■ **INSTRUCTION**
Copy out every line of the entries below without any changes.

+-------+

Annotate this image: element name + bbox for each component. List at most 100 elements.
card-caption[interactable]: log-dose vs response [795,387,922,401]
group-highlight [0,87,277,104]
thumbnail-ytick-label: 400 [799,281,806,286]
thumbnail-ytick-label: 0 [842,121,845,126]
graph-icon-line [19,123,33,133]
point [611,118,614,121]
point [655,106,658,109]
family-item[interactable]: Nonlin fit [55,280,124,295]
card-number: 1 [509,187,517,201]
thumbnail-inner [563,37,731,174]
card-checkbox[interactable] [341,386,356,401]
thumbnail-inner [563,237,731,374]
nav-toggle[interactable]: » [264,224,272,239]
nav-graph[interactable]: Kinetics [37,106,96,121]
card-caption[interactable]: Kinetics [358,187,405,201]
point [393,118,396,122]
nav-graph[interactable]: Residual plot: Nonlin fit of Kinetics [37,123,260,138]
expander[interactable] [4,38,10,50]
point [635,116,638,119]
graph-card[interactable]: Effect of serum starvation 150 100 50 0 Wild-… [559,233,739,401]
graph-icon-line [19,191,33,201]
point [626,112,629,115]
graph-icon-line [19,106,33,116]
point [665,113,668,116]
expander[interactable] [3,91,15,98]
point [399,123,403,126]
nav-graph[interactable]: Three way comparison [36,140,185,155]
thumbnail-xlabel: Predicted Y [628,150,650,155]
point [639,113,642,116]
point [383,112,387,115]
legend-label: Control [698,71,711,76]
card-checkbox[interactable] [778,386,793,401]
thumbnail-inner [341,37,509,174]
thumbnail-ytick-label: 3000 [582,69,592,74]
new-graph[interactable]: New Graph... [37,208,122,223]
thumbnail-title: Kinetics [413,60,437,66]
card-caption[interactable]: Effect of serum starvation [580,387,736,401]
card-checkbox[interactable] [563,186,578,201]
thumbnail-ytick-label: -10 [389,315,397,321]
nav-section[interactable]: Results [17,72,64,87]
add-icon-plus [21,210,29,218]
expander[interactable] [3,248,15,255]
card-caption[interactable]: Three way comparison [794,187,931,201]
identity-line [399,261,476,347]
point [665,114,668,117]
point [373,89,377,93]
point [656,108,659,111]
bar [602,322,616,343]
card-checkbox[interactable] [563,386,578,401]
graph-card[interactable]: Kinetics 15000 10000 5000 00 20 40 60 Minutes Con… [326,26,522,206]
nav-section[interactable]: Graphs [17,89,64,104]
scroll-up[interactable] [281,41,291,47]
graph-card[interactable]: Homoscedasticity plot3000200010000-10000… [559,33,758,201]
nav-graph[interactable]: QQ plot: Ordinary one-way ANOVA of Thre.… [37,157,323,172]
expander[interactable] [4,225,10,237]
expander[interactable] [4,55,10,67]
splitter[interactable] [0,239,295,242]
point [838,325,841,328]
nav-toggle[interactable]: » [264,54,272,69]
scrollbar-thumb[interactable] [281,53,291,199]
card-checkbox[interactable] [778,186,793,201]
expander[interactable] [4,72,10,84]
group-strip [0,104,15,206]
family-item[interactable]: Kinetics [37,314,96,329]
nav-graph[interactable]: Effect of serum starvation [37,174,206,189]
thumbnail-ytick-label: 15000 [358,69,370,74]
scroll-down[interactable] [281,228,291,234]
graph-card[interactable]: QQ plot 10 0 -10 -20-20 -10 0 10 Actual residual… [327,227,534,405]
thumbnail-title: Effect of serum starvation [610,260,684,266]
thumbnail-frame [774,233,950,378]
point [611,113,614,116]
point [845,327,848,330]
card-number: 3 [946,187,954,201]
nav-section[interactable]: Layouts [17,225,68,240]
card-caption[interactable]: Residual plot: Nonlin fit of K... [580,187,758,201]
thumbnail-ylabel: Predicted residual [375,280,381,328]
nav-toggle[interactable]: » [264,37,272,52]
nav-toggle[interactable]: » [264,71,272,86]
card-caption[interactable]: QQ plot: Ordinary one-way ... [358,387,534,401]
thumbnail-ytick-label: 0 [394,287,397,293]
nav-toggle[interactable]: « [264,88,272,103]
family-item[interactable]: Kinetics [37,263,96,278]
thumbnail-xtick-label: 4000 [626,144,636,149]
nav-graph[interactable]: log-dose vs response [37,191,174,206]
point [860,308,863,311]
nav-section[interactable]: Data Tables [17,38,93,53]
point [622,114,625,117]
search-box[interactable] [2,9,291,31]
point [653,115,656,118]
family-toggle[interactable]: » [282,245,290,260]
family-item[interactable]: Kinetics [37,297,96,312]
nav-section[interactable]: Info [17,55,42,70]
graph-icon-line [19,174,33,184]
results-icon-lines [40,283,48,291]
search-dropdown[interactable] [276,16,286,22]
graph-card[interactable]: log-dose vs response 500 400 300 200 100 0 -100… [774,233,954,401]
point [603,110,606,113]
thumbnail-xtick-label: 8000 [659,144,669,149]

+-------+

■ **COMPLETE ANSWER**
Annotate this image: element name + bbox for each component. List at most 100 elements.
card-caption[interactable]: log-dose vs response [795,387,922,401]
group-highlight [0,87,277,104]
thumbnail-ytick-label: 400 [799,281,806,286]
thumbnail-ytick-label: 0 [842,121,845,126]
graph-icon-line [19,123,33,133]
point [611,118,614,121]
point [655,106,658,109]
family-item[interactable]: Nonlin fit [55,280,124,295]
card-number: 1 [509,187,517,201]
thumbnail-inner [563,37,731,174]
card-checkbox[interactable] [341,386,356,401]
thumbnail-inner [563,237,731,374]
nav-toggle[interactable]: » [264,224,272,239]
nav-graph[interactable]: Kinetics [37,106,96,121]
card-caption[interactable]: Kinetics [358,187,405,201]
point [393,118,396,122]
nav-graph[interactable]: Residual plot: Nonlin fit of Kinetics [37,123,260,138]
expander[interactable] [4,38,10,50]
point [635,116,638,119]
graph-card[interactable]: Effect of serum starvation 150 100 50 0 Wild-… [559,233,739,401]
graph-icon-line [19,191,33,201]
point [626,112,629,115]
graph-icon-line [19,106,33,116]
point [665,113,668,116]
expander[interactable] [3,91,15,98]
point [399,123,403,126]
nav-graph[interactable]: Three way comparison [36,140,185,155]
thumbnail-xlabel: Predicted Y [628,150,650,155]
point [639,113,642,116]
point [383,112,387,115]
legend-label: Control [698,71,711,76]
card-checkbox[interactable] [778,386,793,401]
thumbnail-inner [341,37,509,174]
thumbnail-ytick-label: 3000 [582,69,592,74]
new-graph[interactable]: New Graph... [37,208,122,223]
thumbnail-title: Kinetics [413,60,437,66]
card-caption[interactable]: Effect of serum starvation [580,387,736,401]
card-checkbox[interactable] [563,186,578,201]
thumbnail-ytick-label: -10 [389,315,397,321]
nav-section[interactable]: Results [17,72,64,87]
add-icon-plus [21,210,29,218]
expander[interactable] [3,248,15,255]
card-caption[interactable]: Three way comparison [794,187,931,201]
identity-line [399,261,476,347]
point [665,114,668,117]
point [373,89,377,93]
point [656,108,659,111]
bar [602,322,616,343]
card-checkbox[interactable] [563,386,578,401]
graph-card[interactable]: Kinetics 15000 10000 5000 00 20 40 60 Minutes Con… [326,26,522,206]
nav-section[interactable]: Graphs [17,89,64,104]
scroll-up[interactable] [281,41,291,47]
graph-card[interactable]: Homoscedasticity plot3000200010000-10000… [559,33,758,201]
nav-graph[interactable]: QQ plot: Ordinary one-way ANOVA of Thre.… [37,157,323,172]
expander[interactable] [4,225,10,237]
expander[interactable] [4,55,10,67]
splitter[interactable] [0,239,295,242]
point [838,325,841,328]
nav-toggle[interactable]: » [264,54,272,69]
scrollbar-thumb[interactable] [281,53,291,199]
card-checkbox[interactable] [778,186,793,201]
expander[interactable] [4,72,10,84]
group-strip [0,104,15,206]
family-item[interactable]: Kinetics [37,314,96,329]
nav-graph[interactable]: Effect of serum starvation [37,174,206,189]
thumbnail-ytick-label: 15000 [358,69,370,74]
scroll-down[interactable] [281,228,291,234]
graph-card[interactable]: QQ plot 10 0 -10 -20-20 -10 0 10 Actual residual… [327,227,534,405]
thumbnail-title: Effect of serum starvation [610,260,684,266]
thumbnail-frame [774,233,950,378]
point [611,113,614,116]
point [845,327,848,330]
card-number: 3 [946,187,954,201]
nav-section[interactable]: Layouts [17,225,68,240]
card-caption[interactable]: Residual plot: Nonlin fit of K... [580,187,758,201]
thumbnail-ylabel: Predicted residual [375,280,381,328]
nav-toggle[interactable]: » [264,37,272,52]
nav-toggle[interactable]: » [264,71,272,86]
card-caption[interactable]: QQ plot: Ordinary one-way ... [358,387,534,401]
thumbnail-ytick-label: 0 [394,287,397,293]
nav-toggle[interactable]: « [264,88,272,103]
family-item[interactable]: Kinetics [37,263,96,278]
thumbnail-xtick-label: 4000 [626,144,636,149]
nav-graph[interactable]: log-dose vs response [37,191,174,206]
point [860,308,863,311]
nav-section[interactable]: Data Tables [17,38,93,53]
point [622,114,625,117]
search-box[interactable] [2,9,291,31]
point [653,115,656,118]
family-toggle[interactable]: » [282,245,290,260]
family-item[interactable]: Kinetics [37,297,96,312]
nav-section[interactable]: Info [17,55,42,70]
graph-icon-line [19,174,33,184]
results-icon-lines [40,283,48,291]
search-dropdown[interactable] [276,16,286,22]
graph-card[interactable]: log-dose vs response 500 400 300 200 100 0 -100… [774,233,954,401]
point [603,110,606,113]
thumbnail-xtick-label: 8000 [659,144,669,149]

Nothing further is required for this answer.